- EXTRAIT CHOISI
-.-.-

Les sécheresses en Méditérranée sont de plus en plus longues et les pluies souvent torrentielles. « J’étais là l’après-midi de début août lorsque les flammes se sont élevées de Gangi (à 5 km à vol d’oiseau). Il faisait anormalement chaud, avec des températures avoisinant les 42 °C. La végétation, y compris les pâturages, était sèche depuis deux mois. Avec le sirocco qui soufflait fort, la ligne de feu avançait rapidement vers nous. Je savais que ça allait arriver ». Certaines des vaches ont été mises à l’abri, le gendre d’Antonio et les employés ont essayé de creuser un sillon dans le pâturage pour empêcher les flammes de passer, en vain. Ils se sont alors enfermés dans la ferme en attendant que ça passe. Après environ une demi-heure, le paysage environnant était totalement calciné.

  • Des arbres brûlés morts sont abattus afin d'éviter des chutes dangereuses, et pour permettre la reforestation. © Davide Mancini

  • Une partie des forêts brûlées par les incendies de l'été 2021. Tous les arbres sont morts et ont dû être abattus pour des raisons de sécurité et pour reforester. © Davide Mancini

  • Des forêts brûlées dans le parc national des Madonies. En hauteur, une station de surveillance des feux est abandonnée. On aperçoit le pizzo Carbonara en arrière plan. © Davide Mancini

  • Sur cette vue du pizzo Carbonara, les terres vides illustrent ce à quoi les montagnes sont vouées à ressembler si l'érosion des sols fertiles devient irréversible. © Davide Mancini

Dans ce qui ressemble désormais à un pâturage normal, où les vaches qui ont survécu ont toujours l’air agitées, les conséquences de l’incendie sont à peine perceptibles. Il manque en revanche les clôtures, qui ont brûlé. Les trois employés s’occupent à replanter des poteaux de bois sur 300 hectares de terrain accidenté, qui n’est pas toujours accessible aux voitures. L’herbe qui vient de pousser est encore trop courte pour être mangée par les vaches, et l’hiver, qui arrive à grands pas, va freiner sa croissance. Les animaux doivent donc manger du foin venant d’autres zones de la Sicile. Ce manque de nourriture pour le bétail a été la première urgence à laquelle il a fallu faire face, immédiatement après l’incendie. Des bottes de foin ont été offertes par d’autres agriculteurs siciliens et par des régions voisines, mais également grâce à une campagne de crowdfunding. « La solidarité et la coordination entre les agriculteurs de la région et du reste de l’île ont été extraordinaires. Les dons ont permis à ceux qui avaient tout perdu d’acheter du foin. Une contribution importante a également été apportée par l’évêque de Cefalù ».

-.-.-

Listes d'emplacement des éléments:
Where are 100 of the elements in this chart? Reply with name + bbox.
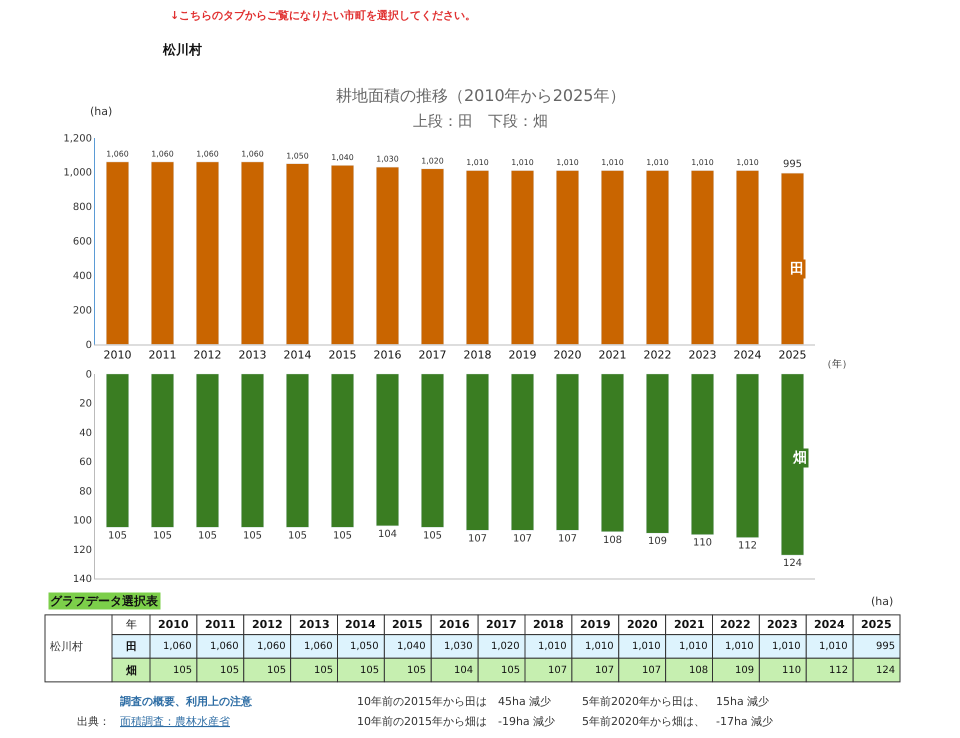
category-label: 2020 — [627, 618, 658, 631]
data-label: 112 — [738, 540, 758, 552]
data-label: 1,010 — [601, 158, 624, 168]
text: 110 — [782, 665, 802, 676]
x-tick-label: 2016 — [374, 348, 402, 362]
text: 調査の概要、利用上の注意 — [120, 695, 253, 708]
data-label: 105 — [152, 530, 172, 542]
x-tick-label: 2014 — [284, 348, 312, 362]
text: ↓こちらのタブからご覧になりたい市町を選択してください。 — [170, 9, 476, 22]
text: 5年前2020年から田は、 15ha 減少 — [582, 695, 770, 708]
data-label: 1,010 — [736, 158, 759, 168]
category-label: 2024 — [814, 618, 845, 631]
y-tick-label: 0 — [86, 369, 92, 380]
text: 1,060 — [304, 641, 333, 652]
text: 松川村 — [162, 43, 202, 58]
y-tick-label: 400 — [72, 271, 92, 282]
data-label: 105 — [108, 530, 128, 542]
bar — [601, 170, 624, 344]
data-label: 1,060 — [151, 150, 174, 159]
text: 畑 — [126, 664, 137, 677]
bar — [241, 162, 264, 344]
text: グラフデータ選択表 — [50, 594, 159, 608]
text: 年 — [126, 618, 137, 631]
text: 1,010 — [585, 641, 614, 652]
category-label: 2015 — [392, 618, 423, 631]
category-label: 2013 — [299, 618, 330, 631]
y-tick-label: 80 — [79, 486, 92, 498]
x-tick-label: 2019 — [508, 348, 536, 362]
x-tick-label: 2021 — [598, 348, 626, 362]
category-label: 2016 — [439, 618, 470, 631]
category-label: 2025 — [861, 618, 892, 631]
annotation: 田 — [790, 261, 804, 277]
text: 1,010 — [772, 641, 801, 652]
text: 105 — [220, 665, 240, 676]
text: 松川村 — [50, 640, 83, 653]
x-tick-label: 2023 — [688, 348, 716, 362]
category-label: 2010 — [158, 618, 189, 631]
data-label: 1,060 — [196, 150, 219, 159]
text: 1,010 — [538, 641, 567, 652]
x-tick-label: 2013 — [238, 348, 266, 362]
data-label: 109 — [648, 536, 668, 548]
x-tick-label: 2011 — [148, 348, 176, 362]
text: 田 — [126, 640, 137, 653]
data-label: 104 — [378, 528, 398, 540]
text: 1,010 — [819, 641, 848, 652]
text: 1,010 — [679, 641, 708, 652]
y-tick-label: 600 — [72, 236, 92, 248]
data-label: 107 — [468, 533, 488, 544]
chart-subtitle: 上段：田 下段：畑 — [413, 112, 548, 130]
y-tick-label: 140 — [72, 574, 92, 586]
text: 5年前2020年から畑は、 -17ha 減少 — [582, 715, 774, 728]
category-label: 2022 — [720, 618, 751, 631]
data-label: 105 — [422, 530, 442, 542]
chart-title: 耕地面積の推移（2010年から2025年） — [336, 86, 626, 105]
text: 112 — [829, 665, 848, 676]
category-label: 2023 — [767, 618, 798, 631]
text: 105 — [173, 665, 192, 676]
text: 1,010 — [725, 641, 754, 652]
y-tick-label: 40 — [79, 428, 92, 439]
text: 10年前の2015年から畑は -19ha 減少 — [357, 715, 556, 728]
bar — [151, 162, 174, 344]
y-axis-title: (ha) — [90, 105, 112, 118]
data-label: 1,010 — [646, 158, 669, 168]
text: (ha) — [871, 595, 894, 608]
text: 105 — [267, 665, 286, 676]
data-label: 107 — [512, 533, 532, 544]
data-label: 105 — [288, 530, 308, 542]
category-label: 2017 — [486, 618, 517, 631]
x-tick-label: 2022 — [644, 348, 672, 362]
text: 面積調査：農林水産省 — [120, 715, 230, 728]
bar — [331, 165, 354, 344]
bar — [196, 162, 219, 344]
y-tick-label: 60 — [79, 457, 92, 468]
data-label: 105 — [242, 530, 262, 542]
category-label: 2021 — [674, 618, 705, 631]
category-label: 2014 — [345, 618, 376, 631]
bar — [376, 166, 399, 344]
bar — [106, 162, 129, 344]
text: 1,030 — [444, 641, 473, 652]
text: 1,010 — [632, 641, 661, 652]
text: 10年前の2015年から田は 45ha 減少 — [357, 695, 552, 708]
text: 104 — [454, 665, 474, 676]
bar — [736, 170, 759, 344]
data-label: 1,050 — [286, 151, 309, 160]
text: 107 — [642, 665, 662, 676]
text: 109 — [735, 665, 754, 676]
bar — [556, 170, 579, 344]
data-label: 124 — [782, 558, 802, 570]
text: 107 — [548, 665, 568, 676]
y-tick-label: 20 — [79, 398, 92, 410]
text: 124 — [876, 665, 896, 676]
x-tick-label: 2017 — [418, 348, 446, 362]
x-tick-label: 2024 — [734, 348, 762, 362]
text: 105 — [314, 665, 334, 676]
x-tick-label: 2025 — [778, 348, 806, 362]
text: 108 — [689, 665, 708, 676]
data-label: 107 — [558, 533, 578, 544]
data-label: 108 — [602, 534, 622, 546]
text: 1,060 — [163, 641, 192, 652]
data-label: 1,010 — [556, 158, 579, 168]
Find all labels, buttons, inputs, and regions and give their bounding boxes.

-.-.-

- CONSIGNES
1. D'après l'extrait, sur combien d'hectares les employés replantent-ils des poteaux de bois ?
2. Recopiez le passage de l'extrait qui va de « Les sécheresses en » à « était totalement calciné. ».

- RÉPONSES
1. Sur 300 hectares de terrain accidenté.

2.
Les sécheresses en Méditérranée sont de plus en plus longues et les pluies souvent torrentielles. « J’étais là l’après-midi de début août lorsque les flammes se sont élevées de Gangi (à 5 km à vol d’oiseau). Il faisait anormalement chaud, avec des températures avoisinant les 42 °C. La végétation, y compris les pâturages, était sèche depuis deux mois. Avec le sirocco qui soufflait fort, la ligne de feu avançait rapidement vers nous. Je savais que ça allait arriver ». Certaines des vaches ont été mises à l’abri, le gendre d’Antonio et les employés ont essayé de creuser un sillon dans le pâturage pour empêcher les flammes de passer, en vain. Ils se sont alors enfermés dans la ferme en attendant que ça passe. Après environ une demi-heure, le paysage environnant était totalement calciné.